── Raw data

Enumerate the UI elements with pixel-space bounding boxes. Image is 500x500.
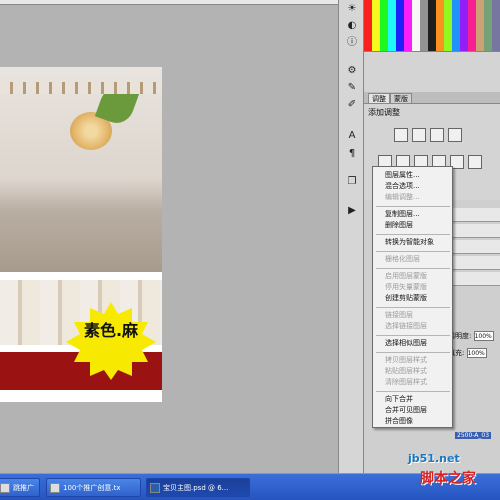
- menu-copy-layer-style: 拷贝图层样式: [385, 356, 427, 364]
- gear-icon[interactable]: ⚙: [345, 65, 359, 77]
- layers-icon[interactable]: ❐: [345, 176, 359, 188]
- type-icon[interactable]: A: [345, 130, 359, 142]
- opacity-field[interactable]: 100%: [473, 331, 494, 341]
- tool-preset-icon[interactable]: ✎: [345, 82, 359, 94]
- brightness-icon[interactable]: [394, 128, 408, 142]
- photoshop-icon: [150, 483, 160, 493]
- taskbar-item[interactable]: 跳推广: [0, 478, 40, 497]
- fill-field[interactable]: 100%: [466, 348, 487, 358]
- layer-row[interactable]: [445, 256, 500, 270]
- menu-clear-layer-style: 清除图层样式: [385, 378, 427, 386]
- menu-merge-visible[interactable]: 合并可见图层: [385, 405, 427, 416]
- layer-row[interactable]: [445, 224, 500, 238]
- star-badge: 素色.麻: [62, 300, 160, 380]
- actions-icon[interactable]: ▶: [345, 205, 359, 217]
- lace-trim: [0, 82, 162, 94]
- tab-masks[interactable]: 蒙版: [390, 93, 412, 103]
- compass-icon[interactable]: ☀: [345, 3, 359, 15]
- menu-create-clipping-mask[interactable]: 创建剪贴蒙版: [385, 293, 427, 304]
- menu-separator: [376, 352, 450, 353]
- menu-layer-properties[interactable]: 图层属性...: [385, 170, 420, 181]
- menu-select-similar-layers[interactable]: 选择相似图层: [385, 338, 427, 349]
- layer-name[interactable]: 2500-A_03: [455, 432, 492, 439]
- brush-icon[interactable]: ✐: [345, 99, 359, 111]
- info-icon[interactable]: ⓘ: [345, 37, 359, 49]
- layer-row[interactable]: [445, 208, 500, 222]
- adjustment-icons: [394, 128, 474, 142]
- layer-context-menu: 图层属性... 混合选项... 编辑调整... 复制图层... 删除图层 转换为…: [372, 166, 453, 428]
- curves-icon[interactable]: [430, 128, 444, 142]
- document-image[interactable]: 素色.麻: [0, 67, 162, 402]
- product-banner-area: 素色.麻: [0, 272, 162, 402]
- photoshop-window: 素色.麻 ☀ ◐ ⓘ ⚙ ✎ ✐ A ¶ ❐ ▶ 调整 蒙版 添加调整 透明度:…: [0, 0, 500, 500]
- watermark-url: jb51.net: [408, 452, 460, 465]
- exposure-icon[interactable]: [448, 128, 462, 142]
- adjustments-title: 添加调整: [368, 108, 400, 117]
- menu-separator: [376, 307, 450, 308]
- menu-convert-smart-object[interactable]: 转换为智能对象: [385, 237, 434, 248]
- menu-separator: [376, 251, 450, 252]
- channel-mixer-icon[interactable]: [468, 155, 482, 169]
- taskbar-label: 宝贝主图.psd @ 6...: [163, 484, 229, 492]
- menu-separator: [376, 234, 450, 235]
- badge-text: 素色.麻: [83, 321, 139, 340]
- watermark-name: 脚本之家: [420, 471, 476, 487]
- taskbar-label: 跳推广: [13, 484, 34, 492]
- paragraph-icon[interactable]: ¶: [345, 148, 359, 160]
- menu-link-layers: 链接图层: [385, 311, 413, 319]
- menu-merge-down[interactable]: 向下合并: [385, 394, 413, 405]
- swatches-panel[interactable]: [364, 0, 500, 52]
- menu-delete-layer[interactable]: 删除图层: [385, 220, 413, 231]
- menu-separator: [376, 391, 450, 392]
- notepad-icon: [50, 483, 60, 493]
- menu-enable-layer-mask: 启用图层蒙版: [385, 272, 427, 280]
- panel-dock-strip: ☀ ◐ ⓘ ⚙ ✎ ✐ A ¶ ❐ ▶: [338, 0, 364, 473]
- fabric-photo: [0, 67, 162, 272]
- menu-rasterize-layer: 栅格化图层: [385, 255, 420, 263]
- menu-separator: [376, 268, 450, 269]
- menu-select-linked-layers: 选择链接图层: [385, 322, 427, 330]
- layer-row[interactable]: [445, 272, 500, 286]
- opacity-control: 透明度: 100%: [448, 330, 500, 342]
- menu-disable-vector-mask: 停用矢量蒙版: [385, 283, 427, 291]
- taskbar-item[interactable]: 100个推广创意.tx: [46, 478, 141, 497]
- fill-control: 填充: 100%: [448, 347, 500, 359]
- adjustments-tabbar: 调整 蒙版: [364, 92, 500, 104]
- layer-row[interactable]: [445, 240, 500, 254]
- taskbar-item-active[interactable]: 宝贝主图.psd @ 6...: [146, 478, 250, 497]
- levels-icon[interactable]: [412, 128, 426, 142]
- menu-blending-options[interactable]: 混合选项...: [385, 181, 420, 192]
- menu-paste-layer-style: 粘贴图层样式: [385, 367, 427, 375]
- menu-edit-adjustment: 编辑调整...: [385, 193, 420, 201]
- color-icon[interactable]: ◐: [345, 20, 359, 32]
- tab-adjustments[interactable]: 调整: [368, 93, 390, 103]
- app-icon: [0, 483, 10, 493]
- menu-separator: [376, 206, 450, 207]
- menu-separator: [376, 335, 450, 336]
- menu-flatten-image[interactable]: 拼合图像: [385, 416, 413, 427]
- taskbar-label: 100个推广创意.tx: [63, 484, 121, 492]
- menu-duplicate-layer[interactable]: 复制图层...: [385, 209, 420, 220]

────

▶ _Aim of the exercise_: Return the lines of the records unchanged, starting at the line that contains "- menu-copy-layer-style: 拷贝图层样式: [385, 356, 427, 364]" and ending at the line that contains "- layer-row[interactable]: [445, 256, 500, 270]".

▶ _Result_:
- menu-copy-layer-style: 拷贝图层样式: [385, 356, 427, 364]
- gear-icon[interactable]: ⚙: [345, 65, 359, 77]
- layers-icon[interactable]: ❐: [345, 176, 359, 188]
- type-icon[interactable]: A: [345, 130, 359, 142]
- opacity-field[interactable]: 100%: [473, 331, 494, 341]
- tool-preset-icon[interactable]: ✎: [345, 82, 359, 94]
- brightness-icon[interactable]: [394, 128, 408, 142]
- photoshop-icon: [150, 483, 160, 493]
- taskbar-item[interactable]: 跳推广: [0, 478, 40, 497]
- fill-field[interactable]: 100%: [466, 348, 487, 358]
- layer-row[interactable]: [445, 256, 500, 270]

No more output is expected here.